**Requirements**
Are you able to quote each entry exactly as written?

**Material provided**

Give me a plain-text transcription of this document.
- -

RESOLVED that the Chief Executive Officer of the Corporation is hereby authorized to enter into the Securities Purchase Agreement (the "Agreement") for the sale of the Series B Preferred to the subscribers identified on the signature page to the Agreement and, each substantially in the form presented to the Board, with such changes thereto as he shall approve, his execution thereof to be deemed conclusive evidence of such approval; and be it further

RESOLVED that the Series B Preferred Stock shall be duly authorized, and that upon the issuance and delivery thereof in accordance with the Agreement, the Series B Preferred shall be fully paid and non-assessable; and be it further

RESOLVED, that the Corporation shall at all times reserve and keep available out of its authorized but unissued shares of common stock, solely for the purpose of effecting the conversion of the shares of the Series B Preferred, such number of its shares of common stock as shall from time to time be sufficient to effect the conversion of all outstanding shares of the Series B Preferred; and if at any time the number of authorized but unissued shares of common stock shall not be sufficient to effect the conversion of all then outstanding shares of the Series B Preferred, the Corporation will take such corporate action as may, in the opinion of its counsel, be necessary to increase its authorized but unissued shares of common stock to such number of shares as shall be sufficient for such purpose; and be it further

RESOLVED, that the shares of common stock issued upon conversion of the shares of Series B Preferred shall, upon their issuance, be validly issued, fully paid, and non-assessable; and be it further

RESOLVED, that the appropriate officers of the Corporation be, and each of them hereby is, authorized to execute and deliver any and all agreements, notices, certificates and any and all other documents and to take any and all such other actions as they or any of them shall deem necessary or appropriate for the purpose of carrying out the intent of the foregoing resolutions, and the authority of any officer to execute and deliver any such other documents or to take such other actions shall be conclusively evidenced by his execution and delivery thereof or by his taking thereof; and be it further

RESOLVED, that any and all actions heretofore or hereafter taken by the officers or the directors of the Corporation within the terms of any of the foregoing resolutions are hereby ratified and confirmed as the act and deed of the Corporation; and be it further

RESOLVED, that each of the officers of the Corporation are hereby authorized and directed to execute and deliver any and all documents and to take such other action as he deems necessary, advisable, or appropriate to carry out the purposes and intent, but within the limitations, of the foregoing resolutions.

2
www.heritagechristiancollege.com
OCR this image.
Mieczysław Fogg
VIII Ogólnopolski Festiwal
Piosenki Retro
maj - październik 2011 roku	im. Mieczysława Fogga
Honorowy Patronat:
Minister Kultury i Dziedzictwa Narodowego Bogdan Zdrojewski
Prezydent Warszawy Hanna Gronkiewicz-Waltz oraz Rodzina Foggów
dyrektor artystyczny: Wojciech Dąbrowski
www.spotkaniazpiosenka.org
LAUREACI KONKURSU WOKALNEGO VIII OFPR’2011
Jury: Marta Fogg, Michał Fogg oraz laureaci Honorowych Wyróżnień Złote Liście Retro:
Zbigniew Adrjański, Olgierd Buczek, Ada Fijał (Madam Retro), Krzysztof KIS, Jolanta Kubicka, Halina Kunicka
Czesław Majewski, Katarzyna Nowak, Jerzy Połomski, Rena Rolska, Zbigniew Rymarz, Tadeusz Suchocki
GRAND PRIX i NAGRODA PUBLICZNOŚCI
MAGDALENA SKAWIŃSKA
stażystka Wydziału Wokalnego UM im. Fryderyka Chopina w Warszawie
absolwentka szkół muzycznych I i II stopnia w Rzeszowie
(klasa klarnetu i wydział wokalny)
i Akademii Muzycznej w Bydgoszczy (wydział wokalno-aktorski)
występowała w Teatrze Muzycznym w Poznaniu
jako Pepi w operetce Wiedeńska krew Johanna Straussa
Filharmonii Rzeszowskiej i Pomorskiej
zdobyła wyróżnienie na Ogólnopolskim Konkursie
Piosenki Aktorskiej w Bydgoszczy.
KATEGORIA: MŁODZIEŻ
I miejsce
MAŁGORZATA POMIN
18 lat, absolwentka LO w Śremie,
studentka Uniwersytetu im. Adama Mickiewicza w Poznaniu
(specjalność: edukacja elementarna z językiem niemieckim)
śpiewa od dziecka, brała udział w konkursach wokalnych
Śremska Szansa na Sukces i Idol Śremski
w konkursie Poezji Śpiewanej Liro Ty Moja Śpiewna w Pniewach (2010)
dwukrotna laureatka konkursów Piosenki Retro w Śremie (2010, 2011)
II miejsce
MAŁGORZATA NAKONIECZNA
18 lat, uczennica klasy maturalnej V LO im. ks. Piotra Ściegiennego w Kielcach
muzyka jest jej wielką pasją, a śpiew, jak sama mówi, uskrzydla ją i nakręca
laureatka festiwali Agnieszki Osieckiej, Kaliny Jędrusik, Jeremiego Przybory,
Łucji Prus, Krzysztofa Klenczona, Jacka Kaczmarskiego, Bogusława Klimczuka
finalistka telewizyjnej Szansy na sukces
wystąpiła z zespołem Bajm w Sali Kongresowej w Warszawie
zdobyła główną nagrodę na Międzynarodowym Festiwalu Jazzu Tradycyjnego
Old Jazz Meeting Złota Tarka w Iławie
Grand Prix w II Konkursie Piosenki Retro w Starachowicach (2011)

**Result**
Give me a plain-text transcription of this document.
- -

RESOLVED that the Chief Executive Officer of the Corporation is hereby authorized to enter into the Securities Purchase Agreement (the "Agreement") for the sale of the Series B Preferred to the subscribers identified on the signature page to the Agreement and, each substantially in the form presented to the Board, with such changes thereto as he shall approve, his execution thereof to be deemed conclusive evidence of such approval; and be it further

RESOLVED that the Series B Preferred Stock shall be duly authorized, and that upon the issuance and delivery thereof in accordance with the Agreement, the Series B Preferred shall be fully paid and non-assessable; and be it further

RESOLVED, that the Corporation shall at all times reserve and keep available out of its authorized but unissued shares of common stock, solely for the purpose of effecting the conversion of the shares of the Series B Preferred, such number of its shares of common stock as shall from time to time be sufficient to effect the conversion of all outstanding shares of the Series B Preferred; and if at any time the number of authorized but unissued shares of common stock shall not be sufficient to effect the conversion of all then outstanding shares of the Series B Preferred, the Corporation will take such corporate action as may, in the opinion of its counsel, be necessary to increase its authorized but unissued shares of common stock to such number of shares as shall be sufficient for such purpose; and be it further

RESOLVED, that the shares of common stock issued upon conversion of the shares of Series B Preferred shall, upon their issuance, be validly issued, fully paid, and non-assessable; and be it further

RESOLVED, that the appropriate officers of the Corporation be, and each of them hereby is, authorized to execute and deliver any and all agreements, notices, certificates and any and all other documents and to take any and all such other actions as they or any of them shall deem necessary or appropriate for the purpose of carrying out the intent of the foregoing resolutions, and the authority of any officer to execute and deliver any such other documents or to take such other actions shall be conclusively evidenced by his execution and delivery thereof or by his taking thereof; and be it further

RESOLVED, that any and all actions heretofore or hereafter taken by the officers or the directors of the Corporation within the terms of any of the foregoing resolutions are hereby ratified and confirmed as the act and deed of the Corporation; and be it further

RESOLVED, that each of the officers of the Corporation are hereby authorized and directed to execute and deliver any and all documents and to take such other action as he deems necessary, advisable, or appropriate to carry out the purposes and intent, but within the limitations, of the foregoing resolutions.

2
www.heritagechristiancollege.com
OCR this image.
Mieczysław Fogg
VIII Ogólnopolski Festiwal
Piosenki Retro
maj - październik 2011 roku	im. Mieczysława Fogga
Honorowy Patronat:
Minister Kultury i Dziedzictwa Narodowego Bogdan Zdrojewski
Prezydent Warszawy Hanna Gronkiewicz-Waltz oraz Rodzina Foggów
dyrektor artystyczny: Wojciech Dąbrowski
www.spotkaniazpiosenka.org
LAUREACI KONKURSU WOKALNEGO VIII OFPR’2011
Jury: Marta Fogg, Michał Fogg oraz laureaci Honorowych Wyróżnień Złote Liście Retro:
Zbigniew Adrjański, Olgierd Buczek, Ada Fijał (Madam Retro), Krzysztof KIS, Jolanta Kubicka, Halina Kunicka
Czesław Majewski, Katarzyna Nowak, Jerzy Połomski, Rena Rolska, Zbigniew Rymarz, Tadeusz Suchocki
GRAND PRIX i NAGRODA PUBLICZNOŚCI
MAGDALENA SKAWIŃSKA
stażystka Wydziału Wokalnego UM im. Fryderyka Chopina w Warszawie
absolwentka szkół muzycznych I i II stopnia w Rzeszowie
(klasa klarnetu i wydział wokalny)
i Akademii Muzycznej w Bydgoszczy (wydział wokalno-aktorski)
występowała w Teatrze Muzycznym w Poznaniu
jako Pepi w operetce Wiedeńska krew Johanna Straussa
Filharmonii Rzeszowskiej i Pomorskiej
zdobyła wyróżnienie na Ogólnopolskim Konkursie
Piosenki Aktorskiej w Bydgoszczy.
KATEGORIA: MŁODZIEŻ
I miejsce
MAŁGORZATA POMIN
18 lat, absolwentka LO w Śremie,
studentka Uniwersytetu im. Adama Mickiewicza w Poznaniu
(specjalność: edukacja elementarna z językiem niemieckim)
śpiewa od dziecka, brała udział w konkursach wokalnych
Śremska Szansa na Sukces i Idol Śremski
w konkursie Poezji Śpiewanej Liro Ty Moja Śpiewna w Pniewach (2010)
dwukrotna laureatka konkursów Piosenki Retro w Śremie (2010, 2011)
II miejsce
MAŁGORZATA NAKONIECZNA
18 lat, uczennica klasy maturalnej V LO im. ks. Piotra Ściegiennego w Kielcach
muzyka jest jej wielką pasją, a śpiew, jak sama mówi, uskrzydla ją i nakręca
laureatka festiwali Agnieszki Osieckiej, Kaliny Jędrusik, Jeremiego Przybory,
Łucji Prus, Krzysztofa Klenczona, Jacka Kaczmarskiego, Bogusława Klimczuka
finalistka telewizyjnej Szansy na sukces
wystąpiła z zespołem Bajm w Sali Kongresowej w Warszawie
zdobyła główną nagrodę na Międzynarodowym Festiwalu Jazzu Tradycyjnego
Old Jazz Meeting Złota Tarka w Iławie
Grand Prix w II Konkursie Piosenki Retro w Starachowicach (2011)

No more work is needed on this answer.